= Problem to solve =
Return the records that follow unaltered. Omit every picture.

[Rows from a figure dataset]
━━━━━━
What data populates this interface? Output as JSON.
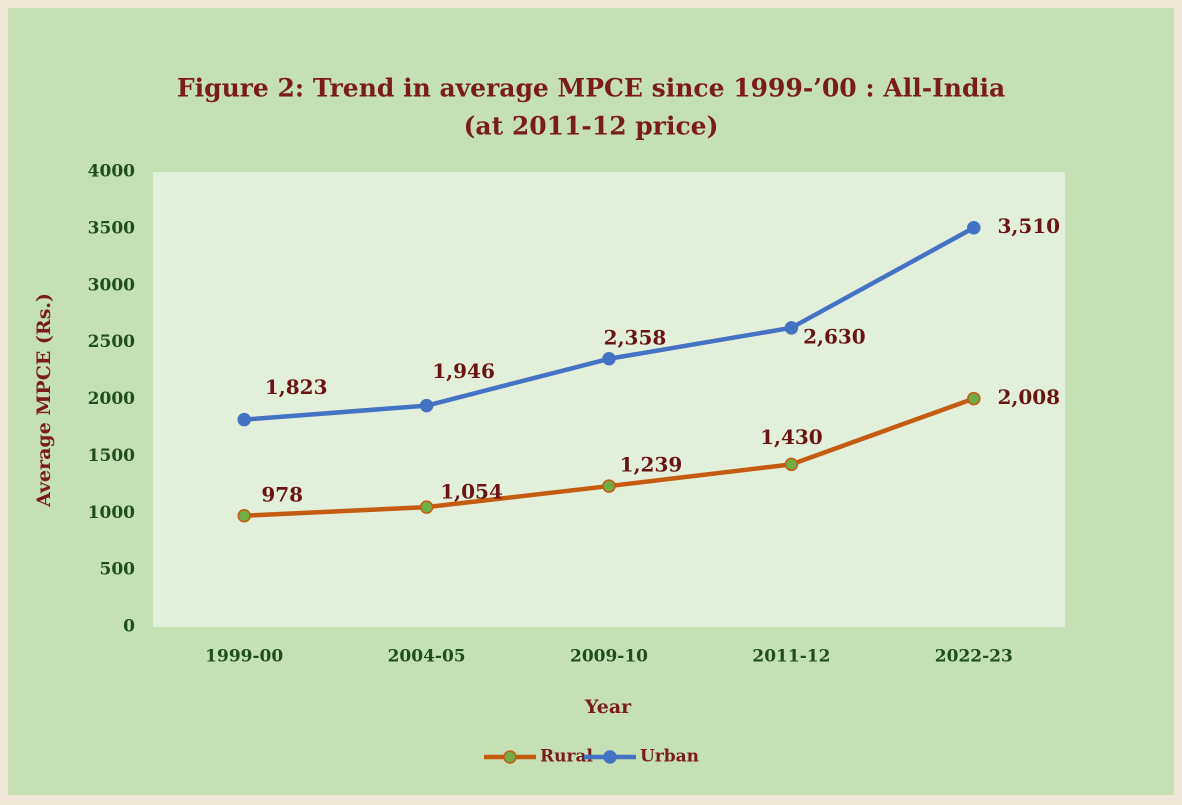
{
  "chart_data": {
    "type": "line",
    "title": "Figure 2: Trend in average MPCE since 1999-’00 : All-India",
    "subtitle": "(at 2011-12 price)",
    "x_label": "Year",
    "y_label": "Average MPCE (Rs.)",
    "categories": [
      "1999-00",
      "2004-05",
      "2009-10",
      "2011-12",
      "2022-23"
    ],
    "series": [
      {
        "name": "Rural",
        "color": "#c55a11",
        "marker_color": "#70ad47",
        "values": [
          978,
          1054,
          1239,
          1430,
          2008
        ],
        "value_labels": [
          "978",
          "1,054",
          "1,239",
          "1,430",
          "2,008"
        ]
      },
      {
        "name": "Urban",
        "color": "#4472c4",
        "marker_color": "#4472c4",
        "values": [
          1823,
          1946,
          2358,
          2630,
          3510
        ],
        "value_labels": [
          "1,823",
          "1,946",
          "2,358",
          "2,630",
          "3,510"
        ]
      }
    ],
    "ylim": [
      0,
      4000
    ],
    "yticks": [
      0,
      500,
      1000,
      1500,
      2000,
      2500,
      3000,
      3500,
      4000
    ],
    "grid": false,
    "legend": "bottom"
  }
}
━━━━━━
= Exercise output =
What data populates this interface? Output as JSON.
{
  "chart_data": {
    "type": "line",
    "title": "Figure 2: Trend in average MPCE since 1999-’00 : All-India",
    "subtitle": "(at 2011-12 price)",
    "x_label": "Year",
    "y_label": "Average MPCE (Rs.)",
    "categories": [
      "1999-00",
      "2004-05",
      "2009-10",
      "2011-12",
      "2022-23"
    ],
    "series": [
      {
        "name": "Rural",
        "color": "#c55a11",
        "marker_color": "#70ad47",
        "values": [
          978,
          1054,
          1239,
          1430,
          2008
        ],
        "value_labels": [
          "978",
          "1,054",
          "1,239",
          "1,430",
          "2,008"
        ]
      },
      {
        "name": "Urban",
        "color": "#4472c4",
        "marker_color": "#4472c4",
        "values": [
          1823,
          1946,
          2358,
          2630,
          3510
        ],
        "value_labels": [
          "1,823",
          "1,946",
          "2,358",
          "2,630",
          "3,510"
        ]
      }
    ],
    "ylim": [
      0,
      4000
    ],
    "yticks": [
      0,
      500,
      1000,
      1500,
      2000,
      2500,
      3000,
      3500,
      4000
    ],
    "grid": false,
    "legend": "bottom"
  }
}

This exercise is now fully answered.